- [Task details]: Output each entry below as it stands, leaving out every picture.
**** The records
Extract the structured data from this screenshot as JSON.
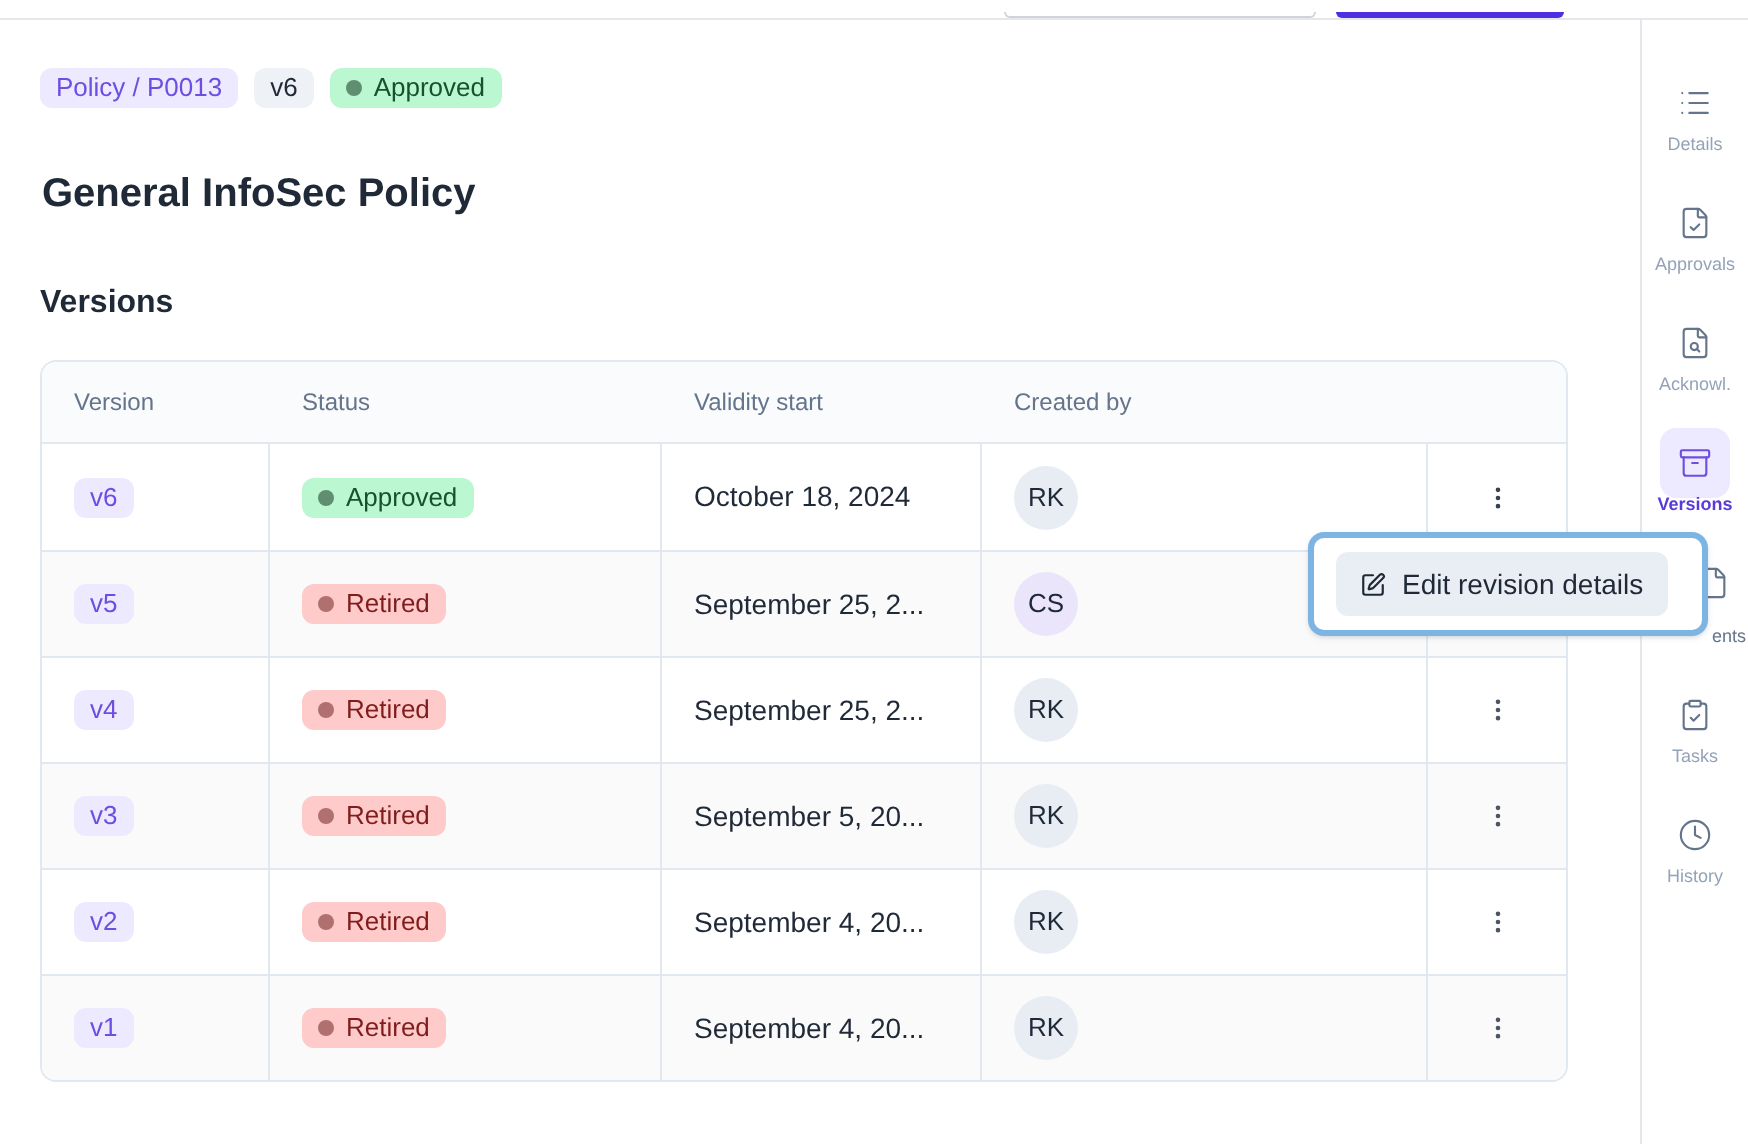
{
  "breadcrumb": {
    "path": "Policy / P0013",
    "version": "v6",
    "status": {
      "label": "Approved",
      "kind": "approved"
    }
  },
  "title": "General InfoSec Policy",
  "section_title": "Versions",
  "table": {
    "columns": [
      "Version",
      "Status",
      "Validity start",
      "Created by"
    ],
    "rows": [
      {
        "version": "v6",
        "status": {
          "label": "Approved",
          "kind": "approved"
        },
        "validity_start": "October 18, 2024",
        "created_by": {
          "initials": "RK",
          "kind": "gray"
        },
        "menu_open": true
      },
      {
        "version": "v5",
        "status": {
          "label": "Retired",
          "kind": "retired"
        },
        "validity_start": "September 25, 2...",
        "created_by": {
          "initials": "CS",
          "kind": "purple"
        },
        "menu_open": false
      },
      {
        "version": "v4",
        "status": {
          "label": "Retired",
          "kind": "retired"
        },
        "validity_start": "September 25, 2...",
        "created_by": {
          "initials": "RK",
          "kind": "gray"
        },
        "menu_open": false
      },
      {
        "version": "v3",
        "status": {
          "label": "Retired",
          "kind": "retired"
        },
        "validity_start": "September 5, 20...",
        "created_by": {
          "initials": "RK",
          "kind": "gray"
        },
        "menu_open": false
      },
      {
        "version": "v2",
        "status": {
          "label": "Retired",
          "kind": "retired"
        },
        "validity_start": "September 4, 20...",
        "created_by": {
          "initials": "RK",
          "kind": "gray"
        },
        "menu_open": false
      },
      {
        "version": "v1",
        "status": {
          "label": "Retired",
          "kind": "retired"
        },
        "validity_start": "September 4, 20...",
        "created_by": {
          "initials": "RK",
          "kind": "gray"
        },
        "menu_open": false
      }
    ]
  },
  "row_menu": {
    "items": [
      "Edit revision details"
    ]
  },
  "sidebar": {
    "items": [
      {
        "label": "Details",
        "selected": false
      },
      {
        "label": "Approvals",
        "selected": false
      },
      {
        "label": "Acknowl.",
        "selected": false
      },
      {
        "label": "Versions",
        "selected": true
      },
      {
        "label": "ents",
        "selected": false
      },
      {
        "label": "Tasks",
        "selected": false
      },
      {
        "label": "History",
        "selected": false
      }
    ]
  }
}
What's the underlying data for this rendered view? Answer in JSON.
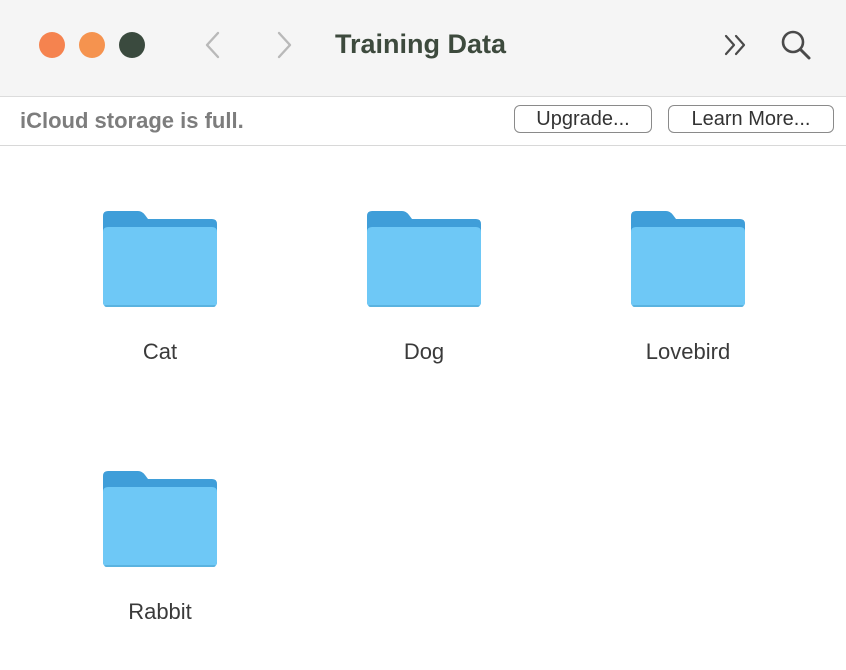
{
  "window": {
    "title": "Training Data"
  },
  "toolbar": {
    "traffic_lights": {
      "close_color": "#f5834f",
      "minimize_color": "#f5934f",
      "zoom_color": "#3a4a3e"
    },
    "back_icon": "chevron-left-icon",
    "forward_icon": "chevron-right-icon",
    "more_icon": "double-chevron-right-icon",
    "search_icon": "magnifying-glass-icon"
  },
  "banner": {
    "message": "iCloud storage is full.",
    "upgrade_label": "Upgrade...",
    "learn_more_label": "Learn More..."
  },
  "folders": [
    {
      "name": "Cat"
    },
    {
      "name": "Dog"
    },
    {
      "name": "Lovebird"
    },
    {
      "name": "Rabbit"
    }
  ],
  "colors": {
    "folder_back": "#3f9ed9",
    "folder_front": "#6ec8f6",
    "title_text": "#3d4a3d"
  }
}
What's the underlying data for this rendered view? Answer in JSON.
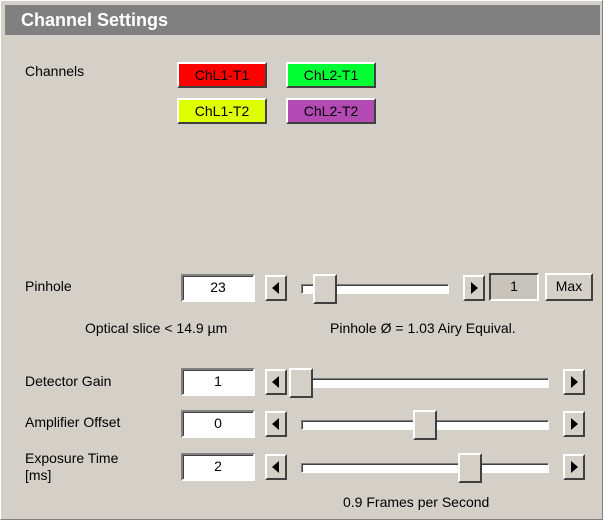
********
- [Correct result]:
Extract the structured data from this screenshot as JSON.
{
  "breadcrumb": {
    "path": "Policy / P0013",
    "version": "v6",
    "status": {
      "label": "Approved",
      "kind": "approved"
    }
  },
  "title": "General InfoSec Policy",
  "section_title": "Versions",
  "table": {
    "columns": [
      "Version",
      "Status",
      "Validity start",
      "Created by"
    ],
    "rows": [
      {
        "version": "v6",
        "status": {
          "label": "Approved",
          "kind": "approved"
        },
        "validity_start": "October 18, 2024",
        "created_by": {
          "initials": "RK",
          "kind": "gray"
        },
        "menu_open": true
      },
      {
        "version": "v5",
        "status": {
          "label": "Retired",
          "kind": "retired"
        },
        "validity_start": "September 25, 2...",
        "created_by": {
          "initials": "CS",
          "kind": "purple"
        },
        "menu_open": false
      },
      {
        "version": "v4",
        "status": {
          "label": "Retired",
          "kind": "retired"
        },
        "validity_start": "September 25, 2...",
        "created_by": {
          "initials": "RK",
          "kind": "gray"
        },
        "menu_open": false
      },
      {
        "version": "v3",
        "status": {
          "label": "Retired",
          "kind": "retired"
        },
        "validity_start": "September 5, 20...",
        "created_by": {
          "initials": "RK",
          "kind": "gray"
        },
        "menu_open": false
      },
      {
        "version": "v2",
        "status": {
          "label": "Retired",
          "kind": "retired"
        },
        "validity_start": "September 4, 20...",
        "created_by": {
          "initials": "RK",
          "kind": "gray"
        },
        "menu_open": false
      },
      {
        "version": "v1",
        "status": {
          "label": "Retired",
          "kind": "retired"
        },
        "validity_start": "September 4, 20...",
        "created_by": {
          "initials": "RK",
          "kind": "gray"
        },
        "menu_open": false
      }
    ]
  },
  "row_menu": {
    "items": [
      "Edit revision details"
    ]
  },
  "sidebar": {
    "items": [
      {
        "label": "Details",
        "selected": false
      },
      {
        "label": "Approvals",
        "selected": false
      },
      {
        "label": "Acknowl.",
        "selected": false
      },
      {
        "label": "Versions",
        "selected": true
      },
      {
        "label": "ents",
        "selected": false
      },
      {
        "label": "Tasks",
        "selected": false
      },
      {
        "label": "History",
        "selected": false
      }
    ]
  }
}
What's the underlying data for this rendered view? Answer in JSON.
{
  "window": {
    "title": "Training Data"
  },
  "toolbar": {
    "traffic_lights": {
      "close_color": "#f5834f",
      "minimize_color": "#f5934f",
      "zoom_color": "#3a4a3e"
    },
    "back_icon": "chevron-left-icon",
    "forward_icon": "chevron-right-icon",
    "more_icon": "double-chevron-right-icon",
    "search_icon": "magnifying-glass-icon"
  },
  "banner": {
    "message": "iCloud storage is full.",
    "upgrade_label": "Upgrade...",
    "learn_more_label": "Learn More..."
  },
  "folders": [
    {
      "name": "Cat"
    },
    {
      "name": "Dog"
    },
    {
      "name": "Lovebird"
    },
    {
      "name": "Rabbit"
    }
  ],
  "colors": {
    "folder_back": "#3f9ed9",
    "folder_front": "#6ec8f6",
    "title_text": "#3d4a3d"
  }
}
What's the underlying data for this rendered view? Answer in JSON.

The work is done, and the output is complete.